◆ **Provided records**
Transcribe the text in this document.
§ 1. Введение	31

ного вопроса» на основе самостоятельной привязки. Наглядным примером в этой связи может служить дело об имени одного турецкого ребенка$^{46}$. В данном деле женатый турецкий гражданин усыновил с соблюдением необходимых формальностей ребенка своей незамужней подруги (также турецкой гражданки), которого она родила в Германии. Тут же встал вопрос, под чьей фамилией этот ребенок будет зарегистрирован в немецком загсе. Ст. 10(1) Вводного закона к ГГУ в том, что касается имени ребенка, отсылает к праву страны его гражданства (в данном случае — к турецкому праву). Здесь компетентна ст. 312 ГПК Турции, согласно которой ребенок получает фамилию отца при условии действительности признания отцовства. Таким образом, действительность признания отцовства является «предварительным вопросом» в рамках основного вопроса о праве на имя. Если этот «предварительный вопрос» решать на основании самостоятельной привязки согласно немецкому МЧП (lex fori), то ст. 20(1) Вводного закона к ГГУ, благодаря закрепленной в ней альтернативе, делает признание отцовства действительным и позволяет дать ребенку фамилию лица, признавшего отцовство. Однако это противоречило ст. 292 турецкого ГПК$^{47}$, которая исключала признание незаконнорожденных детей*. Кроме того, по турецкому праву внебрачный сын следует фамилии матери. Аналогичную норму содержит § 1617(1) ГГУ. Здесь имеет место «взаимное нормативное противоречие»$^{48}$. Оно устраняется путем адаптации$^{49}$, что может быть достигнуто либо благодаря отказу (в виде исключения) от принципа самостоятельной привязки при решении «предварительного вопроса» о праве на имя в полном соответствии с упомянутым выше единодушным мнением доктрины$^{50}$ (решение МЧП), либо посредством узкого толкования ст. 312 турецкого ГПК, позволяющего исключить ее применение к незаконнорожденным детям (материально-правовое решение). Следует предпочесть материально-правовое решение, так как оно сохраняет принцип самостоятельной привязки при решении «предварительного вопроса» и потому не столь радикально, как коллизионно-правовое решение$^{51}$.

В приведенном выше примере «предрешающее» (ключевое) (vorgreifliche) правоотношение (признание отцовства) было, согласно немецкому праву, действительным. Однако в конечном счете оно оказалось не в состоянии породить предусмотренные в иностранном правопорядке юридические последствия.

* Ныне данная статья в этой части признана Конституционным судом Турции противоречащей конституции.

◆ **What you have to do**
Repeat the material above in full, quoting it exactly.

◆ **Final answer**
Transcribe the text in this document.
§ 1. Введение	31

ного вопроса» на основе самостоятельной привязки. Наглядным примером в этой связи может служить дело об имени одного турецкого ребенка$^{46}$. В данном деле женатый турецкий гражданин усыновил с соблюдением необходимых формальностей ребенка своей незамужней подруги (также турецкой гражданки), которого она родила в Германии. Тут же встал вопрос, под чьей фамилией этот ребенок будет зарегистрирован в немецком загсе. Ст. 10(1) Вводного закона к ГГУ в том, что касается имени ребенка, отсылает к праву страны его гражданства (в данном случае — к турецкому праву). Здесь компетентна ст. 312 ГПК Турции, согласно которой ребенок получает фамилию отца при условии действительности признания отцовства. Таким образом, действительность признания отцовства является «предварительным вопросом» в рамках основного вопроса о праве на имя. Если этот «предварительный вопрос» решать на основании самостоятельной привязки согласно немецкому МЧП (lex fori), то ст. 20(1) Вводного закона к ГГУ, благодаря закрепленной в ней альтернативе, делает признание отцовства действительным и позволяет дать ребенку фамилию лица, признавшего отцовство. Однако это противоречило ст. 292 турецкого ГПК$^{47}$, которая исключала признание незаконнорожденных детей*. Кроме того, по турецкому праву внебрачный сын следует фамилии матери. Аналогичную норму содержит § 1617(1) ГГУ. Здесь имеет место «взаимное нормативное противоречие»$^{48}$. Оно устраняется путем адаптации$^{49}$, что может быть достигнуто либо благодаря отказу (в виде исключения) от принципа самостоятельной привязки при решении «предварительного вопроса» о праве на имя в полном соответствии с упомянутым выше единодушным мнением доктрины$^{50}$ (решение МЧП), либо посредством узкого толкования ст. 312 турецкого ГПК, позволяющего исключить ее применение к незаконнорожденным детям (материально-правовое решение). Следует предпочесть материально-правовое решение, так как оно сохраняет принцип самостоятельной привязки при решении «предварительного вопроса» и потому не столь радикально, как коллизионно-правовое решение$^{51}$.

В приведенном выше примере «предрешающее» (ключевое) (vorgreifliche) правоотношение (признание отцовства) было, согласно немецкому праву, действительным. Однако в конечном счете оно оказалось не в состоянии породить предусмотренные в иностранном правопорядке юридические последствия.

* Ныне данная статья в этой части признана Конституционным судом Турции противоречащей конституции.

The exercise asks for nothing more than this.